Alf Freddy Clark, Applicant-Appellant v. State of Iowa
15-1280
| Iowa Ct. App. | Jun 7, 2017Background
- Alf Clark was convicted in 2000 and sentenced to concurrent prison terms; the sentencing order required him to reimburse attorney fees to the extent he was reasonably able to pay.
- Supplemental restitution orders (2000–2002) required payments of 20% of institutional account credits and increased attorney-fee amounts; Clark paid under that plan for ~15 years.
- In December 2014 Clark filed motions (in the criminal case and in an existing PCR matter) challenging restitution, seeking an evidentiary hearing and return of funds.
- A restitution hearing occurred April 27, 2015; the district court denied Clark’s motions in July 2015 (PCR) and May 2016 (criminal), finding he had a reasonable ability to pay and the payment plan (20% of account credits) was not excessive.

### Task A
Reproduce, line for line, the part of the records that opens with their first line and closes with the line containing "stain-spot: [43, 799, 57, 813]", with both of those lines included.
The court case summary and the records do not come from the same source.

### Information supplied
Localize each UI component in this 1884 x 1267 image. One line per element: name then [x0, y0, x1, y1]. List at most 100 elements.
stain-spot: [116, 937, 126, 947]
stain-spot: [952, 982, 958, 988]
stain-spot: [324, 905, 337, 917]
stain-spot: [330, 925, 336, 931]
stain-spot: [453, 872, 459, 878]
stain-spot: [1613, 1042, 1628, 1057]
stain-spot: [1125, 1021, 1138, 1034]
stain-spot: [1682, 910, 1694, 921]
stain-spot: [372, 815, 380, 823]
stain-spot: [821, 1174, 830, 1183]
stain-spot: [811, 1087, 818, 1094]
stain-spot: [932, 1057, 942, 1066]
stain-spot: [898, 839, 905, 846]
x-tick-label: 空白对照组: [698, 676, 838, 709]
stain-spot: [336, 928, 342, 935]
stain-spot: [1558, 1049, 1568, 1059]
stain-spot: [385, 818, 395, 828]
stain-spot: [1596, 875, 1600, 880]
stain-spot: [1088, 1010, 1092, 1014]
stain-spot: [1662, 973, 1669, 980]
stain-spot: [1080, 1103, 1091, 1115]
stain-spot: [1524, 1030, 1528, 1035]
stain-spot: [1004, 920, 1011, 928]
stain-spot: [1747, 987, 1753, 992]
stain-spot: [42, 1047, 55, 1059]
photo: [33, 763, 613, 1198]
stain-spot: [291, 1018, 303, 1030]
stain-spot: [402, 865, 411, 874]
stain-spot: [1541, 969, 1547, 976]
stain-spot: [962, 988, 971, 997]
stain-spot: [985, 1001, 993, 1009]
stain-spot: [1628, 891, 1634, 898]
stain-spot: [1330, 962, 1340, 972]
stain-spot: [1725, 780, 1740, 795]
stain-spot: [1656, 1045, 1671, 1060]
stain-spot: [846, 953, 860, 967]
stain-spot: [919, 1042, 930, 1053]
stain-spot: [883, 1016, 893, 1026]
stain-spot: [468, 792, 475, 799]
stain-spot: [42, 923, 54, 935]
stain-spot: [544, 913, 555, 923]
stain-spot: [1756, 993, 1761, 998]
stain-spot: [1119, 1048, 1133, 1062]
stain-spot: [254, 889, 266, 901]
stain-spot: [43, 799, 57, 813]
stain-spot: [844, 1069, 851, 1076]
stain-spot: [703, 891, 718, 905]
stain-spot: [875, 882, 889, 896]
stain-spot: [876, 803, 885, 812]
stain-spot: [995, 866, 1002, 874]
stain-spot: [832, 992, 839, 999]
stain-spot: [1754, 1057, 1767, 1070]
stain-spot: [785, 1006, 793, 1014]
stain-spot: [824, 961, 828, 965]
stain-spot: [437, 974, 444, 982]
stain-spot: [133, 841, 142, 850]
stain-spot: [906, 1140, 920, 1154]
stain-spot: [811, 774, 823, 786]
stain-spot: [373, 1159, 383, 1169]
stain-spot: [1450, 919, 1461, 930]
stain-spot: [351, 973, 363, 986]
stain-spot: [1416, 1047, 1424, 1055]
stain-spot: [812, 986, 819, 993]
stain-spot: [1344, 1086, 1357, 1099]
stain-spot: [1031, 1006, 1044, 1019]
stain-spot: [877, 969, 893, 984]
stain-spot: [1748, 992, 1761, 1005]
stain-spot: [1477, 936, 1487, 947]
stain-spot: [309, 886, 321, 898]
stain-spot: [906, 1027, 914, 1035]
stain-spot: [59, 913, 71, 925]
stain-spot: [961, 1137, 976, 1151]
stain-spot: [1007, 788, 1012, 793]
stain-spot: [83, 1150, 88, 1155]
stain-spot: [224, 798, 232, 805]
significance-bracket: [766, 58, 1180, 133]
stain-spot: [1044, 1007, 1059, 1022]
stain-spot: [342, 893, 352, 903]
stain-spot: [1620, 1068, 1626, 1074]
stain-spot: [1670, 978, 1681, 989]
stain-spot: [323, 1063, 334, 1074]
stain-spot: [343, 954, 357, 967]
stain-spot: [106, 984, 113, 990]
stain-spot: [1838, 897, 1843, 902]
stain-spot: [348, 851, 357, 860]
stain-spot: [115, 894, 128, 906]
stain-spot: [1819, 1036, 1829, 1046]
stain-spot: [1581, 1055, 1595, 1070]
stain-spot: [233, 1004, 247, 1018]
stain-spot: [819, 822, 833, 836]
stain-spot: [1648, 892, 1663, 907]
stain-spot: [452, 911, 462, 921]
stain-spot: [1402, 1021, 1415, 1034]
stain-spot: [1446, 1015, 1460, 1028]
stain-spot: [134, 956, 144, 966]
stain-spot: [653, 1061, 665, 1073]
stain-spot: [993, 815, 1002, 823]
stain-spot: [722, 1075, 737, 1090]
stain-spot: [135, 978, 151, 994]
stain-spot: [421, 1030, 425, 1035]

### Task B
According to the court case summary, what percentage of Clark's institutional account credits did the supplemental restitution orders require him to pay?

### Right answer A
Localize each UI component in this 1884 x 1267 image. One line per element: name then [x0, y0, x1, y1]. List at most 100 elements.
stain-spot: [116, 937, 126, 947]
stain-spot: [952, 982, 958, 988]
stain-spot: [324, 905, 337, 917]
stain-spot: [330, 925, 336, 931]
stain-spot: [453, 872, 459, 878]
stain-spot: [1613, 1042, 1628, 1057]
stain-spot: [1125, 1021, 1138, 1034]
stain-spot: [1682, 910, 1694, 921]
stain-spot: [372, 815, 380, 823]
stain-spot: [821, 1174, 830, 1183]
stain-spot: [811, 1087, 818, 1094]
stain-spot: [932, 1057, 942, 1066]
stain-spot: [898, 839, 905, 846]
x-tick-label: 空白对照组: [698, 676, 838, 709]
stain-spot: [336, 928, 342, 935]
stain-spot: [1558, 1049, 1568, 1059]
stain-spot: [385, 818, 395, 828]
stain-spot: [1596, 875, 1600, 880]
stain-spot: [1088, 1010, 1092, 1014]
stain-spot: [1662, 973, 1669, 980]
stain-spot: [1080, 1103, 1091, 1115]
stain-spot: [1524, 1030, 1528, 1035]
stain-spot: [1004, 920, 1011, 928]
stain-spot: [1747, 987, 1753, 992]
stain-spot: [42, 1047, 55, 1059]
photo: [33, 763, 613, 1198]
stain-spot: [291, 1018, 303, 1030]
stain-spot: [402, 865, 411, 874]
stain-spot: [1541, 969, 1547, 976]
stain-spot: [962, 988, 971, 997]
stain-spot: [985, 1001, 993, 1009]
stain-spot: [1628, 891, 1634, 898]
stain-spot: [1330, 962, 1340, 972]
stain-spot: [1725, 780, 1740, 795]
stain-spot: [1656, 1045, 1671, 1060]
stain-spot: [846, 953, 860, 967]
stain-spot: [919, 1042, 930, 1053]
stain-spot: [883, 1016, 893, 1026]
stain-spot: [468, 792, 475, 799]
stain-spot: [42, 923, 54, 935]
stain-spot: [544, 913, 555, 923]
stain-spot: [1756, 993, 1761, 998]
stain-spot: [1119, 1048, 1133, 1062]
stain-spot: [254, 889, 266, 901]
stain-spot: [43, 799, 57, 813]

### Right answer B
20%